Request: Repeat every entry word for word, skipping the pictures.

Available records:
------------------------------------------------------------

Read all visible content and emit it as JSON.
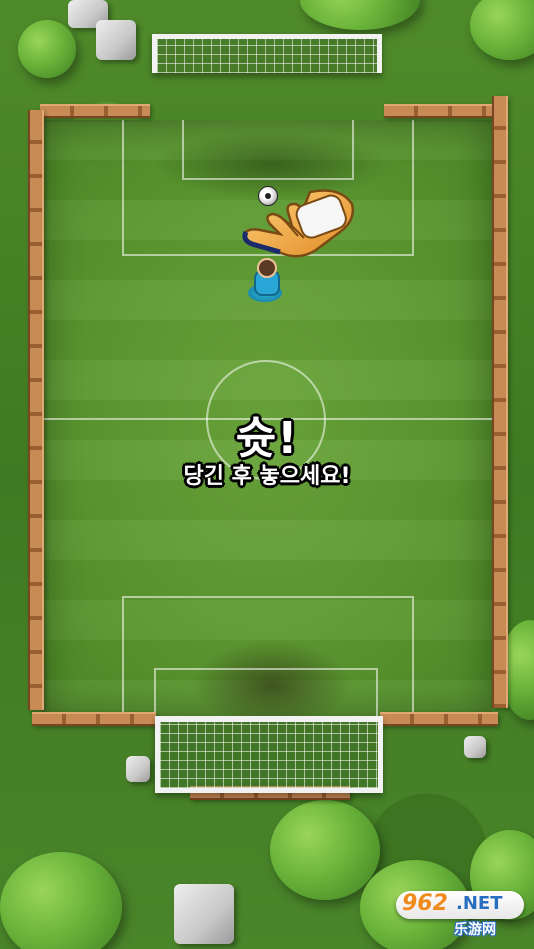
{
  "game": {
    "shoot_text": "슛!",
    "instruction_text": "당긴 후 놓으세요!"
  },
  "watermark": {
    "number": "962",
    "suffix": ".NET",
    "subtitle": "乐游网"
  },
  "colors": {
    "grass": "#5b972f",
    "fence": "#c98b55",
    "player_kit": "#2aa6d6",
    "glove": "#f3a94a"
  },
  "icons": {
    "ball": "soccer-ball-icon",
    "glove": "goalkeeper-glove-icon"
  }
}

------------------------------------------------------------

Solution to the exercise:
Read all visible content and emit it as JSON.
{
  "game": {
    "shoot_text": "슛!",
    "instruction_text": "당긴 후 놓으세요!"
  },
  "watermark": {
    "number": "962",
    "suffix": ".NET",
    "subtitle": "乐游网"
  },
  "colors": {
    "grass": "#5b972f",
    "fence": "#c98b55",
    "player_kit": "#2aa6d6",
    "glove": "#f3a94a"
  },
  "icons": {
    "ball": "soccer-ball-icon",
    "glove": "goalkeeper-glove-icon"
  }
}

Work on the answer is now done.